BEGIN Supplied records

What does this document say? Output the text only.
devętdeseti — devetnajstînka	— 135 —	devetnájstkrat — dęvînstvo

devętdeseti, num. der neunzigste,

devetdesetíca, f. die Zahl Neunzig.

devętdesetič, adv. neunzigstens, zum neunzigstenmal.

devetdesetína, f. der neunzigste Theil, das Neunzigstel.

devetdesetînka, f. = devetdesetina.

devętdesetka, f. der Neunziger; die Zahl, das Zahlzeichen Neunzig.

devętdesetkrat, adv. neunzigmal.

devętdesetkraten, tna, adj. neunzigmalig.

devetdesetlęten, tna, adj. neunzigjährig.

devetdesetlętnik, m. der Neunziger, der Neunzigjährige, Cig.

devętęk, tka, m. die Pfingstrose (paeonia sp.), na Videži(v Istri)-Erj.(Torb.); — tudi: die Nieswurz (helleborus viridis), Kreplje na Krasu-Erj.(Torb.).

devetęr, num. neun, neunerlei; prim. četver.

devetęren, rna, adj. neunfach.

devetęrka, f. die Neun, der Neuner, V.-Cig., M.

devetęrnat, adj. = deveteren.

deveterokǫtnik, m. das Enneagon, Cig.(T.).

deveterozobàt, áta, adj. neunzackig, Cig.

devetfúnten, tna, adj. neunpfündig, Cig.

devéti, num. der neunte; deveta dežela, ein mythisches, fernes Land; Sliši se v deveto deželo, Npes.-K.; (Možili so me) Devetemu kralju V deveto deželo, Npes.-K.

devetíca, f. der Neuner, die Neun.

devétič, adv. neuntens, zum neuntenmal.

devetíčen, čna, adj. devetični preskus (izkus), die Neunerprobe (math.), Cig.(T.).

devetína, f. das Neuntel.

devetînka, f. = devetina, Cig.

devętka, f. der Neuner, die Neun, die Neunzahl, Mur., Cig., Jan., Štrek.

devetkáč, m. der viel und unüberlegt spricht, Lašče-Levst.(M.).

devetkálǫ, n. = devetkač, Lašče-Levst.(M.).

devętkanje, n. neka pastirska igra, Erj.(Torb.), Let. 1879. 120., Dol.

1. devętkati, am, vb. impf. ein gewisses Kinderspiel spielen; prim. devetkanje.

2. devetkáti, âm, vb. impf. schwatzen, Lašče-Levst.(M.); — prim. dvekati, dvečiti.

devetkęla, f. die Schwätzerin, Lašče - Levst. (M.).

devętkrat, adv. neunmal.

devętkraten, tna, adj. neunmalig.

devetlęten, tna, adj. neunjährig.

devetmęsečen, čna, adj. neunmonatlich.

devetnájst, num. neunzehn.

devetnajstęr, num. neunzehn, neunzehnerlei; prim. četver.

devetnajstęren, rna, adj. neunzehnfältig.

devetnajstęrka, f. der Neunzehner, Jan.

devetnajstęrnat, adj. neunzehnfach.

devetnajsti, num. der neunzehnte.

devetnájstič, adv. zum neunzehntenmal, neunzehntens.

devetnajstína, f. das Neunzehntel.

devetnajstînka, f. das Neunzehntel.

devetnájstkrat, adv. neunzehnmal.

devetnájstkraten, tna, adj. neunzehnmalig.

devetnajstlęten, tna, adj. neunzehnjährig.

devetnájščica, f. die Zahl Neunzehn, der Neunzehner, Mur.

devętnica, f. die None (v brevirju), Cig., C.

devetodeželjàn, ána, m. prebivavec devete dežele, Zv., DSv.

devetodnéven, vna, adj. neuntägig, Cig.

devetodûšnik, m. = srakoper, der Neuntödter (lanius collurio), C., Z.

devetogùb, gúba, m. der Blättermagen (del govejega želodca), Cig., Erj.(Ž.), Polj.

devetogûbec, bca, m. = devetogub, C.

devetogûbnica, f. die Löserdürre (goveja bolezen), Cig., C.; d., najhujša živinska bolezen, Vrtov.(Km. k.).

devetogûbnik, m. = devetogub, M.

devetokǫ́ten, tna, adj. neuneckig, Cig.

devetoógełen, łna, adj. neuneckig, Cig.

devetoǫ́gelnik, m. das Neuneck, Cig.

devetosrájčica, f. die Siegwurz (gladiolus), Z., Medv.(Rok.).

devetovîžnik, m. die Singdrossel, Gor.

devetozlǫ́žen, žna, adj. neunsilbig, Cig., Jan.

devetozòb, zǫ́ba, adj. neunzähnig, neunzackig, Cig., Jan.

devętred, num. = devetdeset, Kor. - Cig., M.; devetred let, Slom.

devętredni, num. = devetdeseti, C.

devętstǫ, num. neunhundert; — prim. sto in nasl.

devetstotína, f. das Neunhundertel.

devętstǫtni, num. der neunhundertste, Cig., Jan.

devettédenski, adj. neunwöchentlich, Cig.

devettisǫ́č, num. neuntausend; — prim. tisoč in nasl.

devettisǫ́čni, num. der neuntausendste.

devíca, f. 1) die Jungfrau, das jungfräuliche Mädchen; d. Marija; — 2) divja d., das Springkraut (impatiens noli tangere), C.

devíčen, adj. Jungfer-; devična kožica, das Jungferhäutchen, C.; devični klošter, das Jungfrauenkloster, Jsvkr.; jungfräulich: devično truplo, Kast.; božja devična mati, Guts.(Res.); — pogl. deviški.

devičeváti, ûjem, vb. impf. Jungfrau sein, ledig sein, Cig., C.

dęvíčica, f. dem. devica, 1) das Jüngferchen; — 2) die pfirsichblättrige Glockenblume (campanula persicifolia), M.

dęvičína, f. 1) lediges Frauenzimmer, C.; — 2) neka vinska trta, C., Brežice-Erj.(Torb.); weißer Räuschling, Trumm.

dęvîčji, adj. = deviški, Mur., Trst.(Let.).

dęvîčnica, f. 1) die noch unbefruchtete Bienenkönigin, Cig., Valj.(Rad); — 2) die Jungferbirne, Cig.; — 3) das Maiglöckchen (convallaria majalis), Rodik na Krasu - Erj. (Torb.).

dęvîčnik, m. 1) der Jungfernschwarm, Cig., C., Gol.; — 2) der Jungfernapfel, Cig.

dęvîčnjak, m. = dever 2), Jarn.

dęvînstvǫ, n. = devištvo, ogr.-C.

END Supplied records

**Given exercise:**
Where a line of the data holds "devettisǫ", show that line.

**In response:**
devettisǫ́č, num. neuntausend; — prim. tisoč in nasl.
devettisǫ́čni, num. der neuntausendste.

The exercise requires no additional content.